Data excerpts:
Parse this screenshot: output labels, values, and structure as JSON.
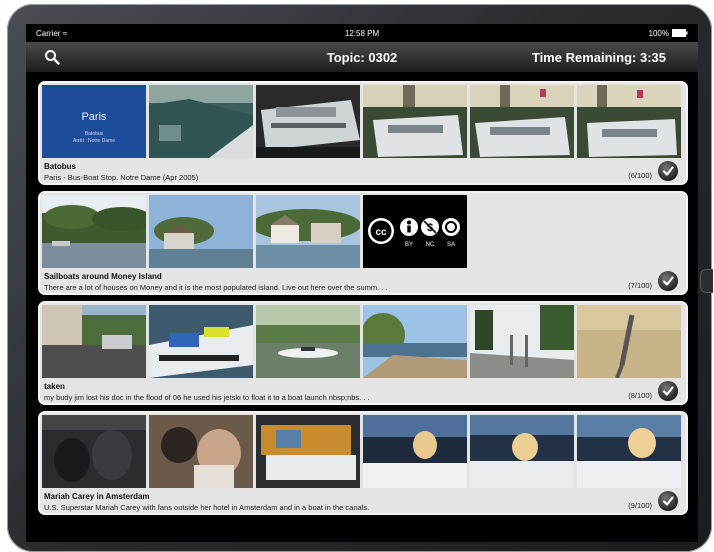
{
  "status_bar": {
    "carrier": "Carrier",
    "time": "12:58 PM",
    "battery": "100%"
  },
  "nav": {
    "topic": "Topic: 0302",
    "time_remaining": "Time Remaining: 3:35"
  },
  "cards": [
    {
      "title": "Batobus",
      "description": "Paris - Bus-Boat Stop. Notre Dame (Apr 2005)",
      "count": "(6/100)",
      "thumb_text": {
        "city": "Paris",
        "line1": "Batobus",
        "line2": "Arrêt : Notre Dame"
      }
    },
    {
      "title": "Sailboats around Money Island",
      "description": "There are a lot of houses on Money and it is the most populated island. Live out here over the summ. . .",
      "count": "(7/100)",
      "license": [
        "BY",
        "NC",
        "SA"
      ]
    },
    {
      "title": "taken",
      "description": "my budy jim lost his doc in the flood of 06 he used his jetski to float it to a boat launch nbsp;nbs. . .",
      "count": "(8/100)"
    },
    {
      "title": "Mariah Carey in Amsterdam",
      "description": "U.S. Superstar Mariah Carey with fans outside her hotel in Amsterdam and in a boat in the canals.",
      "count": "(9/100)"
    }
  ]
}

#### [Required task]
Repeat the material above word for word, please, apart from its images.

#### [Answer to the exercise]
Parse this screenshot: output labels, values, and structure as JSON.
{
  "status_bar": {
    "carrier": "Carrier",
    "time": "12:58 PM",
    "battery": "100%"
  },
  "nav": {
    "topic": "Topic: 0302",
    "time_remaining": "Time Remaining: 3:35"
  },
  "cards": [
    {
      "title": "Batobus",
      "description": "Paris - Bus-Boat Stop. Notre Dame (Apr 2005)",
      "count": "(6/100)",
      "thumb_text": {
        "city": "Paris",
        "line1": "Batobus",
        "line2": "Arrêt : Notre Dame"
      }
    },
    {
      "title": "Sailboats around Money Island",
      "description": "There are a lot of houses on Money and it is the most populated island. Live out here over the summ. . .",
      "count": "(7/100)",
      "license": [
        "BY",
        "NC",
        "SA"
      ]
    },
    {
      "title": "taken",
      "description": "my budy jim lost his doc in the flood of 06 he used his jetski to float it to a boat launch nbsp;nbs. . .",
      "count": "(8/100)"
    },
    {
      "title": "Mariah Carey in Amsterdam",
      "description": "U.S. Superstar Mariah Carey with fans outside her hotel in Amsterdam and in a boat in the canals.",
      "count": "(9/100)"
    }
  ]
}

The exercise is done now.